Data items
>>>

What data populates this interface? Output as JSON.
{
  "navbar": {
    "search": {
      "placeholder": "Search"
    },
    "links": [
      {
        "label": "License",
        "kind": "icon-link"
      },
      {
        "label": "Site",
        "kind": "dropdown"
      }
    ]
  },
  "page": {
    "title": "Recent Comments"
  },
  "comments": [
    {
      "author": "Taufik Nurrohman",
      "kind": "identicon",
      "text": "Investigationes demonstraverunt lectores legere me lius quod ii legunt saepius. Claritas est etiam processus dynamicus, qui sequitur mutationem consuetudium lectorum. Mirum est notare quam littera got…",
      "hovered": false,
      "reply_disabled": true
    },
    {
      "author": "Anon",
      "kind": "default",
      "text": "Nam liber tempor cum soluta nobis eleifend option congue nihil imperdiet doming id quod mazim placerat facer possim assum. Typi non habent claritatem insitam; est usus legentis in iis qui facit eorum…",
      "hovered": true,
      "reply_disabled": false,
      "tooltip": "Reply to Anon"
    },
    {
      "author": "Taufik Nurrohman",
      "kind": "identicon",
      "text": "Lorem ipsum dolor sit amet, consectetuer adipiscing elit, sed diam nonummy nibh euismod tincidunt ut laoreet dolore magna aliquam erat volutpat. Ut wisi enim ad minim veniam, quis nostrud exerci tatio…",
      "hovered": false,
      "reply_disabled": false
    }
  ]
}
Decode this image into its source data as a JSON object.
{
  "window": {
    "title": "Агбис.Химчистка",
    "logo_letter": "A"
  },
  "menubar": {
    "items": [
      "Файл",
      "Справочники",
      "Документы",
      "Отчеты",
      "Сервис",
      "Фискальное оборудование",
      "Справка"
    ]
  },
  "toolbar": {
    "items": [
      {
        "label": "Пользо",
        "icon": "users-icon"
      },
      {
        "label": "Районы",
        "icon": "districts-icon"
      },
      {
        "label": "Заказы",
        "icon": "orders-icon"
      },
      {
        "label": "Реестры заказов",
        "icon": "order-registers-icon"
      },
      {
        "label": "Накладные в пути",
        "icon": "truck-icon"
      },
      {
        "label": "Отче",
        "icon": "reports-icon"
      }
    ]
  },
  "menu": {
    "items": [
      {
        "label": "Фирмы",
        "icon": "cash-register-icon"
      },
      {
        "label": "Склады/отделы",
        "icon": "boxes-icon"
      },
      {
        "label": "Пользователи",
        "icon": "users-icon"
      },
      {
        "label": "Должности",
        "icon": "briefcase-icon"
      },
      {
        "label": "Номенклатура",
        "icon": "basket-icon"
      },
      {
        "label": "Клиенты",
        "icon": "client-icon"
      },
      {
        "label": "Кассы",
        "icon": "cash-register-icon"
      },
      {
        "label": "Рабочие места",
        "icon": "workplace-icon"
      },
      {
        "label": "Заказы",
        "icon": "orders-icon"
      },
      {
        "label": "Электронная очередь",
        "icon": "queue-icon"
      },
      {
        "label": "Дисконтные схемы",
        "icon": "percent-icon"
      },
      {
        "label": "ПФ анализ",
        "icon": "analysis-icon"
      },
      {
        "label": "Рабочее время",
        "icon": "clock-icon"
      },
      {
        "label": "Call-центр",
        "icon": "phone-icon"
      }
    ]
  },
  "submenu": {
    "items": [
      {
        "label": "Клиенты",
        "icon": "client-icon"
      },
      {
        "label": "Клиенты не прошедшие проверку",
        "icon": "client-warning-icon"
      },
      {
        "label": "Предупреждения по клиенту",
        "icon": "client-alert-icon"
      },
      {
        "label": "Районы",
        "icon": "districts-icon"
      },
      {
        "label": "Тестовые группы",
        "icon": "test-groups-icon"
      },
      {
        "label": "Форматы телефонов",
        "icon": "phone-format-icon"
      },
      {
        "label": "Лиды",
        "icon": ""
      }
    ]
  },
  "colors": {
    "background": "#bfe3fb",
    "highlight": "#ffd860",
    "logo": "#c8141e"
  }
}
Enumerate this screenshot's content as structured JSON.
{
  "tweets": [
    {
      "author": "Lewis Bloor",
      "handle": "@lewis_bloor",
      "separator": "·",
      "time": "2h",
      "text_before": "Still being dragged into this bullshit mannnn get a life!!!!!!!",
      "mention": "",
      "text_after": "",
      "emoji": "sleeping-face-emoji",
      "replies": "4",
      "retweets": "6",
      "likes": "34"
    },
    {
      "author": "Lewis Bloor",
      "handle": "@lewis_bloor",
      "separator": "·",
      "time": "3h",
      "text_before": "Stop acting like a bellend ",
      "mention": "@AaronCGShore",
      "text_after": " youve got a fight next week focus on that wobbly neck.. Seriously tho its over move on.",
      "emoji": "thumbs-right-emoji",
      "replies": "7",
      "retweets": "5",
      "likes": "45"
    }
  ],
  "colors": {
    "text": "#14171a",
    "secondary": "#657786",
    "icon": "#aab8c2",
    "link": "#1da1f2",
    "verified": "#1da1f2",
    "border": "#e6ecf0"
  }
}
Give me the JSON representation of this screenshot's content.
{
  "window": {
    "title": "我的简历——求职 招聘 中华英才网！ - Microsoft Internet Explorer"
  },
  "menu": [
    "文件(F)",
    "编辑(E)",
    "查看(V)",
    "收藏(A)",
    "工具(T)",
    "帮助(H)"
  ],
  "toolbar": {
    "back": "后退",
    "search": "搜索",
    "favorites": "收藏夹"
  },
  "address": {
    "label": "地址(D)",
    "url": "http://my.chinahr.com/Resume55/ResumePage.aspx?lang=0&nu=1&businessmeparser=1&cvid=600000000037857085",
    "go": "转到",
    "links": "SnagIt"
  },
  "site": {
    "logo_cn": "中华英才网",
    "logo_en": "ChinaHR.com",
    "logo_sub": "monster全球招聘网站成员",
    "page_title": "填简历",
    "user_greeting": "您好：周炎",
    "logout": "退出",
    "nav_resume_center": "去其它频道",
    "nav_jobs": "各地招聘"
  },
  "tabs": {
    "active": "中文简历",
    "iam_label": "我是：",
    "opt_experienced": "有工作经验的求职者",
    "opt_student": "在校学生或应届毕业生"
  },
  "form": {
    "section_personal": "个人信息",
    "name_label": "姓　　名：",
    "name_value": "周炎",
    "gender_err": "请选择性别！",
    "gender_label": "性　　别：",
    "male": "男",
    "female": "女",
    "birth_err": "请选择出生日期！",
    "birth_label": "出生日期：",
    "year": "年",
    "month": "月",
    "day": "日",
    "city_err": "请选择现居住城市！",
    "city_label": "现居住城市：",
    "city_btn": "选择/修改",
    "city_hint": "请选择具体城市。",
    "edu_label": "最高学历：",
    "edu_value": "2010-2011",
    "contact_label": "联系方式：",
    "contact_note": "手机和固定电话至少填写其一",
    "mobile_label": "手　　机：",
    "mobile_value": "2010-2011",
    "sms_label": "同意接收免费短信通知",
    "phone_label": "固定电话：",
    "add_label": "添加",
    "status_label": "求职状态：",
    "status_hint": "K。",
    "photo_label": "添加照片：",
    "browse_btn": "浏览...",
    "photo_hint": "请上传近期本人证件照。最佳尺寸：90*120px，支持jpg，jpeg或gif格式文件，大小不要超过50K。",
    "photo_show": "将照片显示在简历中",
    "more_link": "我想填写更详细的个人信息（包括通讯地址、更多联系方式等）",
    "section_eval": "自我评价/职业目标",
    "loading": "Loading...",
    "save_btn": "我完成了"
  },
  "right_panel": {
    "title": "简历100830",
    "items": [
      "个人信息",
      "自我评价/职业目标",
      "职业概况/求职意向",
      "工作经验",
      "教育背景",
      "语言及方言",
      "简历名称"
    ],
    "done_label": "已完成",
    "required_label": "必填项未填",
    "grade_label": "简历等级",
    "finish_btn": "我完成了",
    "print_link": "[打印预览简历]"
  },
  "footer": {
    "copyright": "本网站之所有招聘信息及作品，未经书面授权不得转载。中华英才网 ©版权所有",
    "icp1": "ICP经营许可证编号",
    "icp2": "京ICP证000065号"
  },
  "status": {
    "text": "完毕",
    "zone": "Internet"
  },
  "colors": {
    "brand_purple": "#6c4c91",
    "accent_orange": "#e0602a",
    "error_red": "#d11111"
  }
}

<<<

From the material above, gather all lines that include the string "false" and copy them.

#### The response:
      "hovered": false,
      "reply_disabled": false,
      "hovered": false,
      "reply_disabled": false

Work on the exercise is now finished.